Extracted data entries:
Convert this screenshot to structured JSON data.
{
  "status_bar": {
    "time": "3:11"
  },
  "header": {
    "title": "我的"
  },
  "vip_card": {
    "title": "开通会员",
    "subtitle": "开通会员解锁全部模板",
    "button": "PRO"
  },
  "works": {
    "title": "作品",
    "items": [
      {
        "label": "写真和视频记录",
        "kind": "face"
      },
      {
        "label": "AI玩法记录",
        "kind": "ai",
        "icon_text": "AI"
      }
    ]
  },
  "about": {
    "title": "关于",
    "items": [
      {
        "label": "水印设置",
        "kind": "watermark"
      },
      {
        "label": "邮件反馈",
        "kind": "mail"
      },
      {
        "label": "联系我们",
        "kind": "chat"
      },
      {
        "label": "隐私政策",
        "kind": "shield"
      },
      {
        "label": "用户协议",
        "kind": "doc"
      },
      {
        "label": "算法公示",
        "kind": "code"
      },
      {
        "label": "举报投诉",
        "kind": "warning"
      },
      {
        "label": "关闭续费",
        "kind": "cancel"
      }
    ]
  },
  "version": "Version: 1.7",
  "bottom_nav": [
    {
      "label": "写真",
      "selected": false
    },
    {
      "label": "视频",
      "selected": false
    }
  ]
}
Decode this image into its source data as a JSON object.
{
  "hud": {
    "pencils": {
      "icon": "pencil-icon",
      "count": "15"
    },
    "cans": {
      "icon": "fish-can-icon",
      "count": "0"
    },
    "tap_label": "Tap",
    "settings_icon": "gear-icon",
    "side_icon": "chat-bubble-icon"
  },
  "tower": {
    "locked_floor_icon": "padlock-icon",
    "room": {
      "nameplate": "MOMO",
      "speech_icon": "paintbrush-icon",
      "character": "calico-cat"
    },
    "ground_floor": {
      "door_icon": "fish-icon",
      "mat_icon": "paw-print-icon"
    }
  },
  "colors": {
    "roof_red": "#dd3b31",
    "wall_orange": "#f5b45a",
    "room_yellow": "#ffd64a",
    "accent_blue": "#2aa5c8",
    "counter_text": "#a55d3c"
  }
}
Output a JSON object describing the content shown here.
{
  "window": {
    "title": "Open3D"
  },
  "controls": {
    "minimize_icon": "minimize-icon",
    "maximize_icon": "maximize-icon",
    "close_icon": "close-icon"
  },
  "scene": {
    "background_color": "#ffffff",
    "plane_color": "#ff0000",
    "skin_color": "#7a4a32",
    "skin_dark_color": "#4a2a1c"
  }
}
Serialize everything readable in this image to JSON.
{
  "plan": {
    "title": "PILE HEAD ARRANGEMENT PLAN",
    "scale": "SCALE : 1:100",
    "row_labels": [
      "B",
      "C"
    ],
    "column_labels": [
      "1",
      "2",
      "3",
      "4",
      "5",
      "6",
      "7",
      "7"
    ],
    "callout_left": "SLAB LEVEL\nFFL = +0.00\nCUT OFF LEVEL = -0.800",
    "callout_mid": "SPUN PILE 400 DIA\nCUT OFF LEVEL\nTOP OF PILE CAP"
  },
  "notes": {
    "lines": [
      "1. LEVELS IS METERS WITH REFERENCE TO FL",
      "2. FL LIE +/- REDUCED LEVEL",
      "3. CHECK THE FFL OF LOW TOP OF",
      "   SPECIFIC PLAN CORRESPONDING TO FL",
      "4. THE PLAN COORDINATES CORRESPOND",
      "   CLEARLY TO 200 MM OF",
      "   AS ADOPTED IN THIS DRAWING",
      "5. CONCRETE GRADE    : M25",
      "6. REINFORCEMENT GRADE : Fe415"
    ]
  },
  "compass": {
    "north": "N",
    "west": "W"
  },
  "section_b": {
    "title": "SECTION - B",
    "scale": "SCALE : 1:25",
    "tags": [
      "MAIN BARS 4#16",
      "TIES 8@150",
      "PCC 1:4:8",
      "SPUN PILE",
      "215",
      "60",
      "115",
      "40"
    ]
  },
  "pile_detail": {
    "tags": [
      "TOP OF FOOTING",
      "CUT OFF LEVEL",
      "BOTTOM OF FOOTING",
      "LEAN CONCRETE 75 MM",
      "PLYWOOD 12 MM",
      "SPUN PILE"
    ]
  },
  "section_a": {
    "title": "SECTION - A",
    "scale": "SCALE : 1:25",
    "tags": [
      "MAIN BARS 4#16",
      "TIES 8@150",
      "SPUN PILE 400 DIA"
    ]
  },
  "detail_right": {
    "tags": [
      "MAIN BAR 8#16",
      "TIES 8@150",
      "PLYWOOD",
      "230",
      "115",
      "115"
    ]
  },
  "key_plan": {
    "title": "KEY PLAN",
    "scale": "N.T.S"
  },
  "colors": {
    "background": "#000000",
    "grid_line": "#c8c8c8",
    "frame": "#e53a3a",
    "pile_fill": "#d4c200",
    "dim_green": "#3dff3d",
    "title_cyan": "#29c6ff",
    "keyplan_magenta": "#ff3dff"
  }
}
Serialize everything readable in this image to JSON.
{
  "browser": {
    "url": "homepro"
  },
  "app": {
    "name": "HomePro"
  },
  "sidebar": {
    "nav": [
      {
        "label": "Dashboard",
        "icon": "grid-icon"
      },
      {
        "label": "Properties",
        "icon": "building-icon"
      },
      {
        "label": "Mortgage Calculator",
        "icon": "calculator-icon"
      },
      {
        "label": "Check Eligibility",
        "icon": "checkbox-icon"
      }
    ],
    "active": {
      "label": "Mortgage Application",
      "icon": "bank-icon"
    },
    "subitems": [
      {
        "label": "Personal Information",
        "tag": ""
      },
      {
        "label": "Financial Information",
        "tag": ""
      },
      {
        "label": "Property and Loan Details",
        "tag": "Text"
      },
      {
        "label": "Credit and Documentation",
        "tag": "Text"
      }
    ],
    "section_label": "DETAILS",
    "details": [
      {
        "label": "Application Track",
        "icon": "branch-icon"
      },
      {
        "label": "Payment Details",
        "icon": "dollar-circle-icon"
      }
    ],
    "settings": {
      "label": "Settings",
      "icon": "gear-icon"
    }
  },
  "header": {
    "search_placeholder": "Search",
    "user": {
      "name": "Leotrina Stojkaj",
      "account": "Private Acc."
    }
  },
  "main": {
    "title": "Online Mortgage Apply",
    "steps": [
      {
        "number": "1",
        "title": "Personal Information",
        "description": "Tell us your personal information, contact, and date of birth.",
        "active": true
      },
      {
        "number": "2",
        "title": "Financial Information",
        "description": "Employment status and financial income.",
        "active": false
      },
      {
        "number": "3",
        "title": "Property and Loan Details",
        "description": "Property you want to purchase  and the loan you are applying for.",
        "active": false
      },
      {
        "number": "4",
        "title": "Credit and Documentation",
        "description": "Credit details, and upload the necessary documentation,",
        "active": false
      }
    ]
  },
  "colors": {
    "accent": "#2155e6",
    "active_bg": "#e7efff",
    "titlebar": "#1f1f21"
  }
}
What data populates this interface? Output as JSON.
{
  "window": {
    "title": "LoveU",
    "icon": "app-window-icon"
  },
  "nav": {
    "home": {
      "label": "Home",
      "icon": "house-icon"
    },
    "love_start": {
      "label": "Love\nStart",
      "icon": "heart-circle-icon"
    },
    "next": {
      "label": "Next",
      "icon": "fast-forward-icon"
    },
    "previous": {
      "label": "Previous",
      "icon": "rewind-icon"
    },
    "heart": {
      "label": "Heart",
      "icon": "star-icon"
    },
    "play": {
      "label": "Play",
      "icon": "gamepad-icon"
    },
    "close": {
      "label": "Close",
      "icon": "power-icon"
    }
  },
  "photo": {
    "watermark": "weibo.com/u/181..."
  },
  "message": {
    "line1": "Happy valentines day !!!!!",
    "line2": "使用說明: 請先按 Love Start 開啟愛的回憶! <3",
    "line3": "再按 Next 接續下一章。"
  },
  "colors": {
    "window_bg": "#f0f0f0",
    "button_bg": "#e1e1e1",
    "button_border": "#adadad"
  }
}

Given exercise = The word "Property" appears in how many lines of the records? Give the number only.

Problem solution = 3